▶ _Entries supplied_:
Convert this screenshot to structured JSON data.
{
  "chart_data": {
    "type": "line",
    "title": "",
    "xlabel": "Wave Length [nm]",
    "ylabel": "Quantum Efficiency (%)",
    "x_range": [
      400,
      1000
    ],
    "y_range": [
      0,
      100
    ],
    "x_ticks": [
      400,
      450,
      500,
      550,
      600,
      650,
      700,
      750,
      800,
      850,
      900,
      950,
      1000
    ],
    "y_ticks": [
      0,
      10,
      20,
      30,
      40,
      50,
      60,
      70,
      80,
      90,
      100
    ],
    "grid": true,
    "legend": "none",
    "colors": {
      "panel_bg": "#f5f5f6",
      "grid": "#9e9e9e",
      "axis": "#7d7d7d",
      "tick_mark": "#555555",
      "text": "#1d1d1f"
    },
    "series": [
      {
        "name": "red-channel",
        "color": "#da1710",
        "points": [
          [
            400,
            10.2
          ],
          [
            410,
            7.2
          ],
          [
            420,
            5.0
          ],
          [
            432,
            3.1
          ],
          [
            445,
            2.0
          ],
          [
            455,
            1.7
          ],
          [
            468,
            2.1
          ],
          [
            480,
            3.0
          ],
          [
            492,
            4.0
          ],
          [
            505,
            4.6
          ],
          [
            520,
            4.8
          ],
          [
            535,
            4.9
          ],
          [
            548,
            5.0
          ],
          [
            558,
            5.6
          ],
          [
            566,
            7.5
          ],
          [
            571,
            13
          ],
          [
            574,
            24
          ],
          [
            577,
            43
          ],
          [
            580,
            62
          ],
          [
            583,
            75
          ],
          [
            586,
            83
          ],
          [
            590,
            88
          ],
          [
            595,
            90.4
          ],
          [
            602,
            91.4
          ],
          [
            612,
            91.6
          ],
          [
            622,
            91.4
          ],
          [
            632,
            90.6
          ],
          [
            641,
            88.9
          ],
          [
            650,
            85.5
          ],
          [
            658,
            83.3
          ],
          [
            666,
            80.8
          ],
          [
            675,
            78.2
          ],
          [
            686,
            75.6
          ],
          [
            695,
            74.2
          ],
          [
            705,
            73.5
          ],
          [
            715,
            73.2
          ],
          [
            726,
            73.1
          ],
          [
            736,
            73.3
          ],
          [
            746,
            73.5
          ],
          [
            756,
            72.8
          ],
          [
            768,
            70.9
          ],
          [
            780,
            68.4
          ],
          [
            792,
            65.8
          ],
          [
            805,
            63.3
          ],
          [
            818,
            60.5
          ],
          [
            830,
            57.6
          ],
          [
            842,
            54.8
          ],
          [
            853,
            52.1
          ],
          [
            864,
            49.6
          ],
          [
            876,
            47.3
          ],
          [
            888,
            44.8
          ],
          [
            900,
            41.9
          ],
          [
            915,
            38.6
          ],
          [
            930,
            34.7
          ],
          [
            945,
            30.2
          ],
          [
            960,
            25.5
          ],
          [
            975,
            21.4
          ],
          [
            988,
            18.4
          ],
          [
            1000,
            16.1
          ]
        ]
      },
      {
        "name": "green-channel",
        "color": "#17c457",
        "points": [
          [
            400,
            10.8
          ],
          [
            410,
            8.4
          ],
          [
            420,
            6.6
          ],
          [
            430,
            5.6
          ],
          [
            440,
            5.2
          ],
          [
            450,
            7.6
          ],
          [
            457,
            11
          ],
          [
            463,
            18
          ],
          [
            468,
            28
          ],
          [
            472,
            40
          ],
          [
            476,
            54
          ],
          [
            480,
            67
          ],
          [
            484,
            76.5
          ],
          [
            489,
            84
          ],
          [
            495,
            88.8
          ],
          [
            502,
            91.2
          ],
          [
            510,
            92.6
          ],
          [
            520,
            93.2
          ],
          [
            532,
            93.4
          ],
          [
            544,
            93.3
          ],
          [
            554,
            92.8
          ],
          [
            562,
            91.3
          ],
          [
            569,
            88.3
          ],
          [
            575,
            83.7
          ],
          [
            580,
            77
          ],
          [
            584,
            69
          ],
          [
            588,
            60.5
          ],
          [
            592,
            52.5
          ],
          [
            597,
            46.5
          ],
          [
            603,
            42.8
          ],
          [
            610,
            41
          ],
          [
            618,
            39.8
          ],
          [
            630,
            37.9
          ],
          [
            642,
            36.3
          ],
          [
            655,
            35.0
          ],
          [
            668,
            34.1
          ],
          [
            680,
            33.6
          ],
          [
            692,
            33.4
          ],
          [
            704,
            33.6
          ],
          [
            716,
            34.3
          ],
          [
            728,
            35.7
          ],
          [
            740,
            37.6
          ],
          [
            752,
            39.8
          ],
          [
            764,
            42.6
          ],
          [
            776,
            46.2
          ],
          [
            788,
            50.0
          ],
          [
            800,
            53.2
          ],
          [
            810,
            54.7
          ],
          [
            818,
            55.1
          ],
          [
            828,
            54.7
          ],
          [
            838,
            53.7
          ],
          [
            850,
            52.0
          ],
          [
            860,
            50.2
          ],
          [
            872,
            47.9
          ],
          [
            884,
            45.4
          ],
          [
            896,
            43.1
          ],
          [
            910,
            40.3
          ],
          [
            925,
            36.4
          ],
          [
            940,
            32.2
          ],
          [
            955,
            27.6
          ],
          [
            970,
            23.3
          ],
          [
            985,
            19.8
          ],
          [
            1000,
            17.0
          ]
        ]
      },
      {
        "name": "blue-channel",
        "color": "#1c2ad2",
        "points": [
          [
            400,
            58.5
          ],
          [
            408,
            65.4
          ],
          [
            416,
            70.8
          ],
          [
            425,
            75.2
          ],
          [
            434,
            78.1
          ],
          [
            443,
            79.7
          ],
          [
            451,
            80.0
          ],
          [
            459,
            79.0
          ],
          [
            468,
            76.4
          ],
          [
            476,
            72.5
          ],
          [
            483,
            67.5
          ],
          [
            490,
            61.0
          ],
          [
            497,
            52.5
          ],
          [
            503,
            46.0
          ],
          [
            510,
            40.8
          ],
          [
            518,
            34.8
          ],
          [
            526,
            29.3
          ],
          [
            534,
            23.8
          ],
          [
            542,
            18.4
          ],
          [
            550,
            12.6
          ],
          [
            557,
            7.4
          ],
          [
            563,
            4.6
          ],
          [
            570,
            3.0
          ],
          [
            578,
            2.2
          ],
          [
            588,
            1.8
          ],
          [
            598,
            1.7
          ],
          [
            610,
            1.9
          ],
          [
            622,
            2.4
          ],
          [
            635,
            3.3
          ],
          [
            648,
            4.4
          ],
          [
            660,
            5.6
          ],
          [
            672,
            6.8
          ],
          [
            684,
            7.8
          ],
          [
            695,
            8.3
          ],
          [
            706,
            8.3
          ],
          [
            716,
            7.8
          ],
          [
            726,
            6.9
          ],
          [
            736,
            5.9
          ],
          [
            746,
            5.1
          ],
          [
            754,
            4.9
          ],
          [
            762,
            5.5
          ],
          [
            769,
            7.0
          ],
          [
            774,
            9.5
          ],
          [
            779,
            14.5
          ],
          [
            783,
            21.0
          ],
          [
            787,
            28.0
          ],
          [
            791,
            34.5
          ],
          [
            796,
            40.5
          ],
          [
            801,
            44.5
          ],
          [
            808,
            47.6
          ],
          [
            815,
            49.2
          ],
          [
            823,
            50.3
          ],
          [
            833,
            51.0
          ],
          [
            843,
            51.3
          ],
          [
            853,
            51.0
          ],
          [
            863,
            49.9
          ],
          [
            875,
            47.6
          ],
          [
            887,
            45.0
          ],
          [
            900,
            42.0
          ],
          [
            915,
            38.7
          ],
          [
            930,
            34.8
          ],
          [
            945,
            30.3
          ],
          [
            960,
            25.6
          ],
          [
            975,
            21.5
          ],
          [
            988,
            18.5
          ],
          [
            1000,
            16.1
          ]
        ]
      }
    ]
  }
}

▶ _Aim_:
Going through the records above, state how many lines carry "channel", with no other text.

▶ _Response below_:
3